#### DESCRIPTION OF THE TASK
Repeat every line below exactly, word for word.

── PROVIDED MATERIAL ──

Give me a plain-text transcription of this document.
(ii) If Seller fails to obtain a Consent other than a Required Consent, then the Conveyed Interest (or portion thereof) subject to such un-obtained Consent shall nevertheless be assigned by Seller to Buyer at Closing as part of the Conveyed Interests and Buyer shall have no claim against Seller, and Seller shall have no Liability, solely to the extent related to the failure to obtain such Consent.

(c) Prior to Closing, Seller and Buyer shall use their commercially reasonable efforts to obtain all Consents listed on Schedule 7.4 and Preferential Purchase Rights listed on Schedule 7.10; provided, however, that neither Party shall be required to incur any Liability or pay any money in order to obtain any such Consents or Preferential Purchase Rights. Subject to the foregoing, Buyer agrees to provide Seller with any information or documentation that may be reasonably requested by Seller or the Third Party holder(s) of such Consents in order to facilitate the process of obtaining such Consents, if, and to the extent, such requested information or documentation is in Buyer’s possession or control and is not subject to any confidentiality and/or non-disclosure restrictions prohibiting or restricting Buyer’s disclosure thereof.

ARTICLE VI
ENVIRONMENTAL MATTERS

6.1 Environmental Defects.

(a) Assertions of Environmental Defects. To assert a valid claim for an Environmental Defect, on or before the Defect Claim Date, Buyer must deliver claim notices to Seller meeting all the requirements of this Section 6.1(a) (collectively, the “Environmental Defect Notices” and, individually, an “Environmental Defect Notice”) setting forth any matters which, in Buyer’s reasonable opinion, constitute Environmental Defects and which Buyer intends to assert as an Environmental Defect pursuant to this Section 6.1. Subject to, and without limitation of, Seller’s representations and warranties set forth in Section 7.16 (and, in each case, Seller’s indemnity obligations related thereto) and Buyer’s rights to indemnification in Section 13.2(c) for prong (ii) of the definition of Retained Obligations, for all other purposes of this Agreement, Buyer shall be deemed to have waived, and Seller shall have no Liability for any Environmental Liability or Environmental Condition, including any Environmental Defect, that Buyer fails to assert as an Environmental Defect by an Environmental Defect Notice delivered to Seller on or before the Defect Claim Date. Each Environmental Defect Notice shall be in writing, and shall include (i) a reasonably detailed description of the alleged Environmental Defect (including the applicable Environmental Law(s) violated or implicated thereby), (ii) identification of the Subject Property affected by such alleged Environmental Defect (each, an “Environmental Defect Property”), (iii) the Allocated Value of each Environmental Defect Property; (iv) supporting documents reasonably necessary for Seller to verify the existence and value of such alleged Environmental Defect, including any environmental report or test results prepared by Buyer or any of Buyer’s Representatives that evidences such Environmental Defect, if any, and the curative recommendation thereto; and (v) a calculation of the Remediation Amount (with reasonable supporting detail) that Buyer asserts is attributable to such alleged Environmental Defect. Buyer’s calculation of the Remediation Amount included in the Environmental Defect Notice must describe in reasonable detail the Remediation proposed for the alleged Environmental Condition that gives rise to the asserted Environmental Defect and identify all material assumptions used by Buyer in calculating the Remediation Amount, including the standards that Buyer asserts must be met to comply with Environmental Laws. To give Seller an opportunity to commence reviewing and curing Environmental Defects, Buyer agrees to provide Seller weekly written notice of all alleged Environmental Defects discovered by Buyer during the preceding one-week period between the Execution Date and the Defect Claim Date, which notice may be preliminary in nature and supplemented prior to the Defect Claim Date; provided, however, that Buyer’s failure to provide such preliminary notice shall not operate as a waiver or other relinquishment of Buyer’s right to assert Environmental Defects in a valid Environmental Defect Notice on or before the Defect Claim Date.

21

───

#### SOLUTION TO THIS EXERCISE
Give me a plain-text transcription of this document.
(ii) If Seller fails to obtain a Consent other than a Required Consent, then the Conveyed Interest (or portion thereof) subject to such un-obtained Consent shall nevertheless be assigned by Seller to Buyer at Closing as part of the Conveyed Interests and Buyer shall have no claim against Seller, and Seller shall have no Liability, solely to the extent related to the failure to obtain such Consent.

(c) Prior to Closing, Seller and Buyer shall use their commercially reasonable efforts to obtain all Consents listed on Schedule 7.4 and Preferential Purchase Rights listed on Schedule 7.10; provided, however, that neither Party shall be required to incur any Liability or pay any money in order to obtain any such Consents or Preferential Purchase Rights. Subject to the foregoing, Buyer agrees to provide Seller with any information or documentation that may be reasonably requested by Seller or the Third Party holder(s) of such Consents in order to facilitate the process of obtaining such Consents, if, and to the extent, such requested information or documentation is in Buyer’s possession or control and is not subject to any confidentiality and/or non-disclosure restrictions prohibiting or restricting Buyer’s disclosure thereof.

ARTICLE VI
ENVIRONMENTAL MATTERS

6.1 Environmental Defects.

(a) Assertions of Environmental Defects. To assert a valid claim for an Environmental Defect, on or before the Defect Claim Date, Buyer must deliver claim notices to Seller meeting all the requirements of this Section 6.1(a) (collectively, the “Environmental Defect Notices” and, individually, an “Environmental Defect Notice”) setting forth any matters which, in Buyer’s reasonable opinion, constitute Environmental Defects and which Buyer intends to assert as an Environmental Defect pursuant to this Section 6.1. Subject to, and without limitation of, Seller’s representations and warranties set forth in Section 7.16 (and, in each case, Seller’s indemnity obligations related thereto) and Buyer’s rights to indemnification in Section 13.2(c) for prong (ii) of the definition of Retained Obligations, for all other purposes of this Agreement, Buyer shall be deemed to have waived, and Seller shall have no Liability for any Environmental Liability or Environmental Condition, including any Environmental Defect, that Buyer fails to assert as an Environmental Defect by an Environmental Defect Notice delivered to Seller on or before the Defect Claim Date. Each Environmental Defect Notice shall be in writing, and shall include (i) a reasonably detailed description of the alleged Environmental Defect (including the applicable Environmental Law(s) violated or implicated thereby), (ii) identification of the Subject Property affected by such alleged Environmental Defect (each, an “Environmental Defect Property”), (iii) the Allocated Value of each Environmental Defect Property; (iv) supporting documents reasonably necessary for Seller to verify the existence and value of such alleged Environmental Defect, including any environmental report or test results prepared by Buyer or any of Buyer’s Representatives that evidences such Environmental Defect, if any, and the curative recommendation thereto; and (v) a calculation of the Remediation Amount (with reasonable supporting detail) that Buyer asserts is attributable to such alleged Environmental Defect. Buyer’s calculation of the Remediation Amount included in the Environmental Defect Notice must describe in reasonable detail the Remediation proposed for the alleged Environmental Condition that gives rise to the asserted Environmental Defect and identify all material assumptions used by Buyer in calculating the Remediation Amount, including the standards that Buyer asserts must be met to comply with Environmental Laws. To give Seller an opportunity to commence reviewing and curing Environmental Defects, Buyer agrees to provide Seller weekly written notice of all alleged Environmental Defects discovered by Buyer during the preceding one-week period between the Execution Date and the Defect Claim Date, which notice may be preliminary in nature and supplemented prior to the Defect Claim Date; provided, however, that Buyer’s failure to provide such preliminary notice shall not operate as a waiver or other relinquishment of Buyer’s right to assert Environmental Defects in a valid Environmental Defect Notice on or before the Defect Claim Date.

21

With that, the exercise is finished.